> [Task brief]
Leave the pictures out and transcribe every record exactly.

> [The records]
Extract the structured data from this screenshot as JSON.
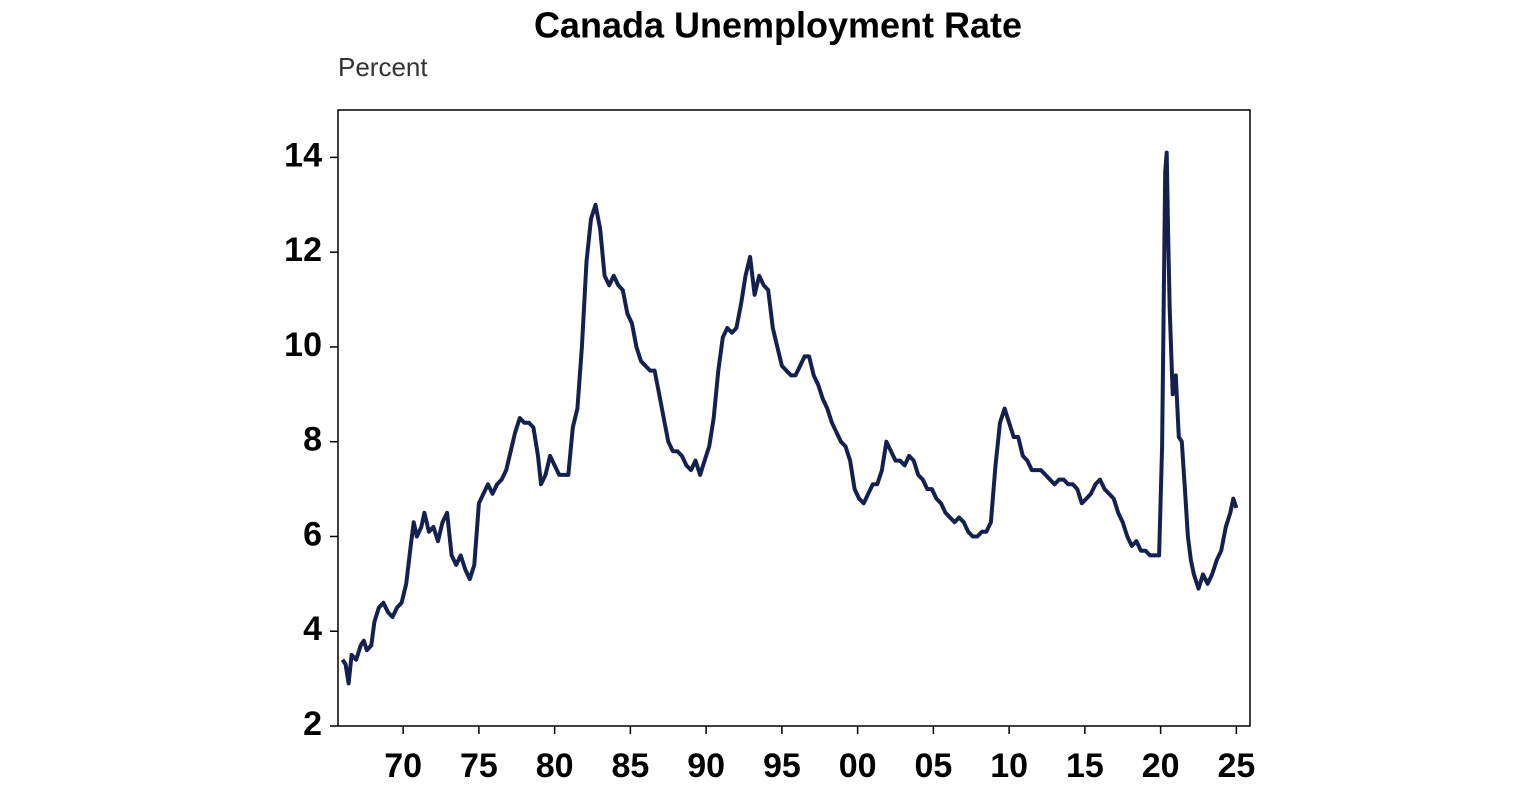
{
  "chart_data": {
    "type": "line",
    "title": "Canada Unemployment Rate",
    "y_label": "Percent",
    "color": "#14214f",
    "x": [
      1966.0,
      1966.2,
      1966.4,
      1966.6,
      1966.9,
      1967.2,
      1967.4,
      1967.6,
      1967.9,
      1968.1,
      1968.4,
      1968.7,
      1969.0,
      1969.3,
      1969.6,
      1969.9,
      1970.2,
      1970.5,
      1970.7,
      1970.9,
      1971.2,
      1971.4,
      1971.7,
      1972.0,
      1972.3,
      1972.6,
      1972.9,
      1973.2,
      1973.5,
      1973.8,
      1974.1,
      1974.4,
      1974.7,
      1975.0,
      1975.3,
      1975.6,
      1975.9,
      1976.2,
      1976.5,
      1976.8,
      1977.1,
      1977.4,
      1977.7,
      1978.0,
      1978.3,
      1978.6,
      1978.9,
      1979.1,
      1979.4,
      1979.7,
      1980.0,
      1980.3,
      1980.6,
      1980.9,
      1981.2,
      1981.5,
      1981.8,
      1982.1,
      1982.4,
      1982.7,
      1983.0,
      1983.3,
      1983.6,
      1983.9,
      1984.2,
      1984.5,
      1984.8,
      1985.1,
      1985.4,
      1985.7,
      1986.0,
      1986.3,
      1986.6,
      1986.9,
      1987.2,
      1987.5,
      1987.8,
      1988.1,
      1988.4,
      1988.7,
      1989.0,
      1989.3,
      1989.6,
      1989.9,
      1990.2,
      1990.5,
      1990.8,
      1991.1,
      1991.4,
      1991.7,
      1992.0,
      1992.3,
      1992.6,
      1992.9,
      1993.2,
      1993.5,
      1993.8,
      1994.1,
      1994.4,
      1994.7,
      1995.0,
      1995.3,
      1995.6,
      1995.9,
      1996.2,
      1996.5,
      1996.8,
      1997.1,
      1997.4,
      1997.7,
      1998.0,
      1998.3,
      1998.6,
      1998.9,
      1999.2,
      1999.5,
      1999.8,
      2000.1,
      2000.4,
      2000.7,
      2001.0,
      2001.3,
      2001.6,
      2001.9,
      2002.2,
      2002.5,
      2002.8,
      2003.1,
      2003.4,
      2003.7,
      2004.0,
      2004.3,
      2004.6,
      2004.9,
      2005.2,
      2005.5,
      2005.8,
      2006.1,
      2006.4,
      2006.7,
      2007.0,
      2007.3,
      2007.6,
      2007.9,
      2008.2,
      2008.5,
      2008.8,
      2009.1,
      2009.4,
      2009.7,
      2010.0,
      2010.3,
      2010.6,
      2010.9,
      2011.2,
      2011.5,
      2011.8,
      2012.1,
      2012.4,
      2012.7,
      2013.0,
      2013.3,
      2013.6,
      2013.9,
      2014.2,
      2014.5,
      2014.8,
      2015.1,
      2015.4,
      2015.7,
      2016.0,
      2016.3,
      2016.6,
      2016.9,
      2017.2,
      2017.5,
      2017.8,
      2018.1,
      2018.4,
      2018.7,
      2019.0,
      2019.3,
      2019.6,
      2019.9,
      2020.1,
      2020.3,
      2020.4,
      2020.5,
      2020.6,
      2020.8,
      2021.0,
      2021.2,
      2021.4,
      2021.6,
      2021.8,
      2022.0,
      2022.2,
      2022.5,
      2022.8,
      2023.1,
      2023.4,
      2023.7,
      2024.0,
      2024.3,
      2024.6,
      2024.8,
      2025.0
    ],
    "values": [
      3.4,
      3.3,
      2.9,
      3.5,
      3.4,
      3.7,
      3.8,
      3.6,
      3.7,
      4.2,
      4.5,
      4.6,
      4.4,
      4.3,
      4.5,
      4.6,
      5.0,
      5.8,
      6.3,
      6.0,
      6.2,
      6.5,
      6.1,
      6.2,
      5.9,
      6.3,
      6.5,
      5.6,
      5.4,
      5.6,
      5.3,
      5.1,
      5.4,
      6.7,
      6.9,
      7.1,
      6.9,
      7.1,
      7.2,
      7.4,
      7.8,
      8.2,
      8.5,
      8.4,
      8.4,
      8.3,
      7.7,
      7.1,
      7.3,
      7.7,
      7.5,
      7.3,
      7.3,
      7.3,
      8.3,
      8.7,
      10.0,
      11.8,
      12.7,
      13.0,
      12.5,
      11.5,
      11.3,
      11.5,
      11.3,
      11.2,
      10.7,
      10.5,
      10.0,
      9.7,
      9.6,
      9.5,
      9.5,
      9.0,
      8.5,
      8.0,
      7.8,
      7.8,
      7.7,
      7.5,
      7.4,
      7.6,
      7.3,
      7.6,
      7.9,
      8.5,
      9.5,
      10.2,
      10.4,
      10.3,
      10.4,
      10.9,
      11.5,
      11.9,
      11.1,
      11.5,
      11.3,
      11.2,
      10.4,
      10.0,
      9.6,
      9.5,
      9.4,
      9.4,
      9.6,
      9.8,
      9.8,
      9.4,
      9.2,
      8.9,
      8.7,
      8.4,
      8.2,
      8.0,
      7.9,
      7.6,
      7.0,
      6.8,
      6.7,
      6.9,
      7.1,
      7.1,
      7.4,
      8.0,
      7.8,
      7.6,
      7.6,
      7.5,
      7.7,
      7.6,
      7.3,
      7.2,
      7.0,
      7.0,
      6.8,
      6.7,
      6.5,
      6.4,
      6.3,
      6.4,
      6.3,
      6.1,
      6.0,
      6.0,
      6.1,
      6.1,
      6.3,
      7.5,
      8.4,
      8.7,
      8.4,
      8.1,
      8.1,
      7.7,
      7.6,
      7.4,
      7.4,
      7.4,
      7.3,
      7.2,
      7.1,
      7.2,
      7.2,
      7.1,
      7.1,
      7.0,
      6.7,
      6.8,
      6.9,
      7.1,
      7.2,
      7.0,
      6.9,
      6.8,
      6.5,
      6.3,
      6.0,
      5.8,
      5.9,
      5.7,
      5.7,
      5.6,
      5.6,
      5.6,
      7.9,
      13.7,
      14.1,
      12.3,
      10.8,
      9.0,
      9.4,
      8.1,
      8.0,
      7.0,
      6.0,
      5.5,
      5.2,
      4.9,
      5.2,
      5.0,
      5.2,
      5.5,
      5.7,
      6.2,
      6.5,
      6.8,
      6.6
    ],
    "xlim": [
      1965.7,
      2025.9
    ],
    "xticks": [
      {
        "value": 1970,
        "label": "70"
      },
      {
        "value": 1975,
        "label": "75"
      },
      {
        "value": 1980,
        "label": "80"
      },
      {
        "value": 1985,
        "label": "85"
      },
      {
        "value": 1990,
        "label": "90"
      },
      {
        "value": 1995,
        "label": "95"
      },
      {
        "value": 2000,
        "label": "00"
      },
      {
        "value": 2005,
        "label": "05"
      },
      {
        "value": 2010,
        "label": "10"
      },
      {
        "value": 2015,
        "label": "15"
      },
      {
        "value": 2020,
        "label": "20"
      },
      {
        "value": 2025,
        "label": "25"
      }
    ],
    "ylim": [
      2,
      15
    ],
    "yticks": [
      2,
      4,
      6,
      8,
      10,
      12,
      14
    ]
  }
}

> [Solution below]
Extract the structured data from this screenshot as JSON.
{
  "chart_data": {
    "type": "line",
    "title": "Canada Unemployment Rate",
    "y_label": "Percent",
    "color": "#14214f",
    "x": [
      1966.0,
      1966.2,
      1966.4,
      1966.6,
      1966.9,
      1967.2,
      1967.4,
      1967.6,
      1967.9,
      1968.1,
      1968.4,
      1968.7,
      1969.0,
      1969.3,
      1969.6,
      1969.9,
      1970.2,
      1970.5,
      1970.7,
      1970.9,
      1971.2,
      1971.4,
      1971.7,
      1972.0,
      1972.3,
      1972.6,
      1972.9,
      1973.2,
      1973.5,
      1973.8,
      1974.1,
      1974.4,
      1974.7,
      1975.0,
      1975.3,
      1975.6,
      1975.9,
      1976.2,
      1976.5,
      1976.8,
      1977.1,
      1977.4,
      1977.7,
      1978.0,
      1978.3,
      1978.6,
      1978.9,
      1979.1,
      1979.4,
      1979.7,
      1980.0,
      1980.3,
      1980.6,
      1980.9,
      1981.2,
      1981.5,
      1981.8,
      1982.1,
      1982.4,
      1982.7,
      1983.0,
      1983.3,
      1983.6,
      1983.9,
      1984.2,
      1984.5,
      1984.8,
      1985.1,
      1985.4,
      1985.7,
      1986.0,
      1986.3,
      1986.6,
      1986.9,
      1987.2,
      1987.5,
      1987.8,
      1988.1,
      1988.4,
      1988.7,
      1989.0,
      1989.3,
      1989.6,
      1989.9,
      1990.2,
      1990.5,
      1990.8,
      1991.1,
      1991.4,
      1991.7,
      1992.0,
      1992.3,
      1992.6,
      1992.9,
      1993.2,
      1993.5,
      1993.8,
      1994.1,
      1994.4,
      1994.7,
      1995.0,
      1995.3,
      1995.6,
      1995.9,
      1996.2,
      1996.5,
      1996.8,
      1997.1,
      1997.4,
      1997.7,
      1998.0,
      1998.3,
      1998.6,
      1998.9,
      1999.2,
      1999.5,
      1999.8,
      2000.1,
      2000.4,
      2000.7,
      2001.0,
      2001.3,
      2001.6,
      2001.9,
      2002.2,
      2002.5,
      2002.8,
      2003.1,
      2003.4,
      2003.7,
      2004.0,
      2004.3,
      2004.6,
      2004.9,
      2005.2,
      2005.5,
      2005.8,
      2006.1,
      2006.4,
      2006.7,
      2007.0,
      2007.3,
      2007.6,
      2007.9,
      2008.2,
      2008.5,
      2008.8,
      2009.1,
      2009.4,
      2009.7,
      2010.0,
      2010.3,
      2010.6,
      2010.9,
      2011.2,
      2011.5,
      2011.8,
      2012.1,
      2012.4,
      2012.7,
      2013.0,
      2013.3,
      2013.6,
      2013.9,
      2014.2,
      2014.5,
      2014.8,
      2015.1,
      2015.4,
      2015.7,
      2016.0,
      2016.3,
      2016.6,
      2016.9,
      2017.2,
      2017.5,
      2017.8,
      2018.1,
      2018.4,
      2018.7,
      2019.0,
      2019.3,
      2019.6,
      2019.9,
      2020.1,
      2020.3,
      2020.4,
      2020.5,
      2020.6,
      2020.8,
      2021.0,
      2021.2,
      2021.4,
      2021.6,
      2021.8,
      2022.0,
      2022.2,
      2022.5,
      2022.8,
      2023.1,
      2023.4,
      2023.7,
      2024.0,
      2024.3,
      2024.6,
      2024.8,
      2025.0
    ],
    "values": [
      3.4,
      3.3,
      2.9,
      3.5,
      3.4,
      3.7,
      3.8,
      3.6,
      3.7,
      4.2,
      4.5,
      4.6,
      4.4,
      4.3,
      4.5,
      4.6,
      5.0,
      5.8,
      6.3,
      6.0,
      6.2,
      6.5,
      6.1,
      6.2,
      5.9,
      6.3,
      6.5,
      5.6,
      5.4,
      5.6,
      5.3,
      5.1,
      5.4,
      6.7,
      6.9,
      7.1,
      6.9,
      7.1,
      7.2,
      7.4,
      7.8,
      8.2,
      8.5,
      8.4,
      8.4,
      8.3,
      7.7,
      7.1,
      7.3,
      7.7,
      7.5,
      7.3,
      7.3,
      7.3,
      8.3,
      8.7,
      10.0,
      11.8,
      12.7,
      13.0,
      12.5,
      11.5,
      11.3,
      11.5,
      11.3,
      11.2,
      10.7,
      10.5,
      10.0,
      9.7,
      9.6,
      9.5,
      9.5,
      9.0,
      8.5,
      8.0,
      7.8,
      7.8,
      7.7,
      7.5,
      7.4,
      7.6,
      7.3,
      7.6,
      7.9,
      8.5,
      9.5,
      10.2,
      10.4,
      10.3,
      10.4,
      10.9,
      11.5,
      11.9,
      11.1,
      11.5,
      11.3,
      11.2,
      10.4,
      10.0,
      9.6,
      9.5,
      9.4,
      9.4,
      9.6,
      9.8,
      9.8,
      9.4,
      9.2,
      8.9,
      8.7,
      8.4,
      8.2,
      8.0,
      7.9,
      7.6,
      7.0,
      6.8,
      6.7,
      6.9,
      7.1,
      7.1,
      7.4,
      8.0,
      7.8,
      7.6,
      7.6,
      7.5,
      7.7,
      7.6,
      7.3,
      7.2,
      7.0,
      7.0,
      6.8,
      6.7,
      6.5,
      6.4,
      6.3,
      6.4,
      6.3,
      6.1,
      6.0,
      6.0,
      6.1,
      6.1,
      6.3,
      7.5,
      8.4,
      8.7,
      8.4,
      8.1,
      8.1,
      7.7,
      7.6,
      7.4,
      7.4,
      7.4,
      7.3,
      7.2,
      7.1,
      7.2,
      7.2,
      7.1,
      7.1,
      7.0,
      6.7,
      6.8,
      6.9,
      7.1,
      7.2,
      7.0,
      6.9,
      6.8,
      6.5,
      6.3,
      6.0,
      5.8,
      5.9,
      5.7,
      5.7,
      5.6,
      5.6,
      5.6,
      7.9,
      13.7,
      14.1,
      12.3,
      10.8,
      9.0,
      9.4,
      8.1,
      8.0,
      7.0,
      6.0,
      5.5,
      5.2,
      4.9,
      5.2,
      5.0,
      5.2,
      5.5,
      5.7,
      6.2,
      6.5,
      6.8,
      6.6
    ],
    "xlim": [
      1965.7,
      2025.9
    ],
    "xticks": [
      {
        "value": 1970,
        "label": "70"
      },
      {
        "value": 1975,
        "label": "75"
      },
      {
        "value": 1980,
        "label": "80"
      },
      {
        "value": 1985,
        "label": "85"
      },
      {
        "value": 1990,
        "label": "90"
      },
      {
        "value": 1995,
        "label": "95"
      },
      {
        "value": 2000,
        "label": "00"
      },
      {
        "value": 2005,
        "label": "05"
      },
      {
        "value": 2010,
        "label": "10"
      },
      {
        "value": 2015,
        "label": "15"
      },
      {
        "value": 2020,
        "label": "20"
      },
      {
        "value": 2025,
        "label": "25"
      }
    ],
    "ylim": [
      2,
      15
    ],
    "yticks": [
      2,
      4,
      6,
      8,
      10,
      12,
      14
    ]
  }
}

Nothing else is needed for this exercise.